Copy every line of the material below verbatim, with no changes.

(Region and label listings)

— BEGIN —

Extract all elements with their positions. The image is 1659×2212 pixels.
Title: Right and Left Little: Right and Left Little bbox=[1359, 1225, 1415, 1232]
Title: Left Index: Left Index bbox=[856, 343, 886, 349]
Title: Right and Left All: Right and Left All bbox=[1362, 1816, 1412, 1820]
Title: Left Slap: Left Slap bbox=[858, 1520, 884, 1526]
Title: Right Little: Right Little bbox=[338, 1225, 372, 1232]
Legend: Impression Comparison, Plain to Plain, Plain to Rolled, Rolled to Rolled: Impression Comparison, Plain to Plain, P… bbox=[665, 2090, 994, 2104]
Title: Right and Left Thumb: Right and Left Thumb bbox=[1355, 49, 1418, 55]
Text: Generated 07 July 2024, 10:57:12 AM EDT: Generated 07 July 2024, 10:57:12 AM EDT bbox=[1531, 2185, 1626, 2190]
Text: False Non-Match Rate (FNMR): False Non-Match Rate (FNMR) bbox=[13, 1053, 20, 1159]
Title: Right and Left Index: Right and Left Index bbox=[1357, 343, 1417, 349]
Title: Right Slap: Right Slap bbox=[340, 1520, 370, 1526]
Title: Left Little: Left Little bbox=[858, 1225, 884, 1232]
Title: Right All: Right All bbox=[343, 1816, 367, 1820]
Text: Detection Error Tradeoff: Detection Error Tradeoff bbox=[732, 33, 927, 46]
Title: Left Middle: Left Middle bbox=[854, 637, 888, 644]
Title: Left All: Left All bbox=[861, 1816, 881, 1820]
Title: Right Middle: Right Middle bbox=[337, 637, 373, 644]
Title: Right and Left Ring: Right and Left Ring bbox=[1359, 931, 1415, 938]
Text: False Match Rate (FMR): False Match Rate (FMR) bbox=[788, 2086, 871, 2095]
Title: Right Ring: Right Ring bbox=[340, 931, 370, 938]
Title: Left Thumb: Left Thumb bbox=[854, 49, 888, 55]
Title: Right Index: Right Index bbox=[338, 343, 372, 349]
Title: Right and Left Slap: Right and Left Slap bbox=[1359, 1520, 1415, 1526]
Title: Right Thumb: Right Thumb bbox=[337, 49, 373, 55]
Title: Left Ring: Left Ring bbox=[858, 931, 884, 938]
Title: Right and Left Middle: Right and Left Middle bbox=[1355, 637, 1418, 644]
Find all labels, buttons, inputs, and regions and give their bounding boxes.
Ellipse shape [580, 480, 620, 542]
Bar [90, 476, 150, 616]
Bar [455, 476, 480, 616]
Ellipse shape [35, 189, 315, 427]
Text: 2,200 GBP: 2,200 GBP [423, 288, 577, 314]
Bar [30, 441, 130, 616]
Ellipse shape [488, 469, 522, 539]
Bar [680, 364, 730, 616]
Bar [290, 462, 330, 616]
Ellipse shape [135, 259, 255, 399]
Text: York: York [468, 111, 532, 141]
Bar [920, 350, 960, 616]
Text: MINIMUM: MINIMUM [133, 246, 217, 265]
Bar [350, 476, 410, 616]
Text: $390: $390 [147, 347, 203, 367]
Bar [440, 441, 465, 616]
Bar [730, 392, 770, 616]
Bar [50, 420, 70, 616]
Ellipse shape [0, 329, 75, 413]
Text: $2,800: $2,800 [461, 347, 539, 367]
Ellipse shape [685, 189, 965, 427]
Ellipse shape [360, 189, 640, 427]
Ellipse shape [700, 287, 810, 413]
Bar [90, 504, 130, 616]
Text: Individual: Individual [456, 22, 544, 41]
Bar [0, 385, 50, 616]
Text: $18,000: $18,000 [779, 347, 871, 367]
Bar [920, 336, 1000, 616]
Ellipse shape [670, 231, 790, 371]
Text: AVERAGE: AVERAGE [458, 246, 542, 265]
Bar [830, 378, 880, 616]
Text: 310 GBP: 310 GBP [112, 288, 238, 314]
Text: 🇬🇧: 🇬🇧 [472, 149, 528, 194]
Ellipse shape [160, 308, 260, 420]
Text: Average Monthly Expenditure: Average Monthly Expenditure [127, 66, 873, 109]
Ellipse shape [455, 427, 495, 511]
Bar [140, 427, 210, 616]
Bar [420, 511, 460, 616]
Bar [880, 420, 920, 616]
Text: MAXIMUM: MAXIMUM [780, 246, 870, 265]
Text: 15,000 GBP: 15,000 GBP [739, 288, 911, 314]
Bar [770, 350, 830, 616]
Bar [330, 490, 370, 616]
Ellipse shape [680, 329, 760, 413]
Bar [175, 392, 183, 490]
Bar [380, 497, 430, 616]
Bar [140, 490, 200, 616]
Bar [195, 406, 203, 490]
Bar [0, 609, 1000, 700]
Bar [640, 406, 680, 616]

— END —

**Exercise solution:**
Extract all elements with their positions. The image is 1659×2212 pixels.
Title: Right and Left Little: Right and Left Little bbox=[1359, 1225, 1415, 1232]
Title: Left Index: Left Index bbox=[856, 343, 886, 349]
Title: Right and Left All: Right and Left All bbox=[1362, 1816, 1412, 1820]
Title: Left Slap: Left Slap bbox=[858, 1520, 884, 1526]
Title: Right Little: Right Little bbox=[338, 1225, 372, 1232]
Legend: Impression Comparison, Plain to Plain, Plain to Rolled, Rolled to Rolled: Impression Comparison, Plain to Plain, P… bbox=[665, 2090, 994, 2104]
Title: Right and Left Thumb: Right and Left Thumb bbox=[1355, 49, 1418, 55]
Text: Generated 07 July 2024, 10:57:12 AM EDT: Generated 07 July 2024, 10:57:12 AM EDT bbox=[1531, 2185, 1626, 2190]
Text: False Non-Match Rate (FNMR): False Non-Match Rate (FNMR) bbox=[13, 1053, 20, 1159]
Title: Right and Left Index: Right and Left Index bbox=[1357, 343, 1417, 349]
Title: Right Slap: Right Slap bbox=[340, 1520, 370, 1526]
Title: Left Little: Left Little bbox=[858, 1225, 884, 1232]
Title: Right All: Right All bbox=[343, 1816, 367, 1820]
Text: Detection Error Tradeoff: Detection Error Tradeoff bbox=[732, 33, 927, 46]
Title: Left Middle: Left Middle bbox=[854, 637, 888, 644]
Title: Left All: Left All bbox=[861, 1816, 881, 1820]
Title: Right Middle: Right Middle bbox=[337, 637, 373, 644]
Title: Right and Left Ring: Right and Left Ring bbox=[1359, 931, 1415, 938]
Text: False Match Rate (FMR): False Match Rate (FMR) bbox=[788, 2086, 871, 2095]
Title: Right Ring: Right Ring bbox=[340, 931, 370, 938]
Title: Left Thumb: Left Thumb bbox=[854, 49, 888, 55]
Title: Right Index: Right Index bbox=[338, 343, 372, 349]
Title: Right and Left Slap: Right and Left Slap bbox=[1359, 1520, 1415, 1526]
Title: Right Thumb: Right Thumb bbox=[337, 49, 373, 55]
Title: Left Ring: Left Ring bbox=[858, 931, 884, 938]
Title: Right and Left Middle: Right and Left Middle bbox=[1355, 637, 1418, 644]
Find all labels, buttons, inputs, and regions and give their bounding boxes.
Ellipse shape [580, 480, 620, 542]
Bar [90, 476, 150, 616]
Bar [455, 476, 480, 616]
Ellipse shape [35, 189, 315, 427]
Text: 2,200 GBP: 2,200 GBP [423, 288, 577, 314]
Bar [30, 441, 130, 616]
Ellipse shape [488, 469, 522, 539]
Bar [680, 364, 730, 616]
Bar [290, 462, 330, 616]
Ellipse shape [135, 259, 255, 399]
Text: York: York [468, 111, 532, 141]
Bar [920, 350, 960, 616]
Text: MINIMUM: MINIMUM [133, 246, 217, 265]
Bar [350, 476, 410, 616]
Text: $390: $390 [147, 347, 203, 367]
Bar [440, 441, 465, 616]
Bar [730, 392, 770, 616]
Bar [50, 420, 70, 616]
Ellipse shape [0, 329, 75, 413]
Text: $2,800: $2,800 [461, 347, 539, 367]
Ellipse shape [685, 189, 965, 427]
Ellipse shape [360, 189, 640, 427]
Ellipse shape [700, 287, 810, 413]
Bar [90, 504, 130, 616]
Text: Individual: Individual [456, 22, 544, 41]
Bar [0, 385, 50, 616]
Text: $18,000: $18,000 [779, 347, 871, 367]
Bar [920, 336, 1000, 616]
Ellipse shape [670, 231, 790, 371]
Text: AVERAGE: AVERAGE [458, 246, 542, 265]
Bar [830, 378, 880, 616]
Text: 310 GBP: 310 GBP [112, 288, 238, 314]
Text: 🇬🇧: 🇬🇧 [472, 149, 528, 194]
Ellipse shape [160, 308, 260, 420]
Text: Average Monthly Expenditure: Average Monthly Expenditure [127, 66, 873, 109]
Ellipse shape [455, 427, 495, 511]
Bar [140, 427, 210, 616]
Bar [420, 511, 460, 616]
Bar [880, 420, 920, 616]
Text: MAXIMUM: MAXIMUM [780, 246, 870, 265]
Text: 15,000 GBP: 15,000 GBP [739, 288, 911, 314]
Bar [770, 350, 830, 616]
Bar [330, 490, 370, 616]
Ellipse shape [680, 329, 760, 413]
Bar [175, 392, 183, 490]
Bar [380, 497, 430, 616]
Bar [140, 490, 200, 616]
Bar [195, 406, 203, 490]
Bar [0, 609, 1000, 700]
Bar [640, 406, 680, 616]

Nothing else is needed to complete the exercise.